(Saved data entries)
################
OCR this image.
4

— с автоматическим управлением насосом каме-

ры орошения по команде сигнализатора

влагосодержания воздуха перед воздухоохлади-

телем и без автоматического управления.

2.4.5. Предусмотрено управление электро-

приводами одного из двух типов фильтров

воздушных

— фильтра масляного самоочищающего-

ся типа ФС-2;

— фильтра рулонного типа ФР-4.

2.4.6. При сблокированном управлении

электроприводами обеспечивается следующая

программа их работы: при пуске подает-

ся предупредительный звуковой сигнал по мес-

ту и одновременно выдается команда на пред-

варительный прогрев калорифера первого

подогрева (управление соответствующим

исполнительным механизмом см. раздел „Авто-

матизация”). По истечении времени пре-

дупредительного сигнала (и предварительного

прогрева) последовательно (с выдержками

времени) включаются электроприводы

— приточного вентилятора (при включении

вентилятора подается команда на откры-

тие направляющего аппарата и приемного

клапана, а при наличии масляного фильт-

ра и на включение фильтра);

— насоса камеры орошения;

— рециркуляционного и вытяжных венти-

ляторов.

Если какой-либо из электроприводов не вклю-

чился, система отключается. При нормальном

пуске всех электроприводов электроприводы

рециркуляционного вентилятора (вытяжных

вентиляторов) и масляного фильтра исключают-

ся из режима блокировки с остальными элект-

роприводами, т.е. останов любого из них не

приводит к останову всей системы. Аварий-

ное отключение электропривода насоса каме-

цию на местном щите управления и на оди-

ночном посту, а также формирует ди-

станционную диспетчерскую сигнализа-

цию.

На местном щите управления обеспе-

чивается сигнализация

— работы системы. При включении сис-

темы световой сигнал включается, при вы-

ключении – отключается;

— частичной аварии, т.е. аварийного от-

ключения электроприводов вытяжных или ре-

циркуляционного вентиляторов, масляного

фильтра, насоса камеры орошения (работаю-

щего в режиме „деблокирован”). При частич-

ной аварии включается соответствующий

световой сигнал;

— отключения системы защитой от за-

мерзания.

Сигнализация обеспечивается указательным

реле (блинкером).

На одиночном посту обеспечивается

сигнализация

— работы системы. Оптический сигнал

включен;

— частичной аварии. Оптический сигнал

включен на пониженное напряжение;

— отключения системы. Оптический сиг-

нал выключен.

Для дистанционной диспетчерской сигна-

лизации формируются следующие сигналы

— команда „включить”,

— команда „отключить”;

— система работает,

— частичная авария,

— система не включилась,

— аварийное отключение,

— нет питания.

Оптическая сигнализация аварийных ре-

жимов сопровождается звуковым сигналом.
################
# WHAT YOU HAVE TO DO
Give the count of lines in the data shown above that contain "управления", and nothing else.

# WRITTEN RESPONSE
3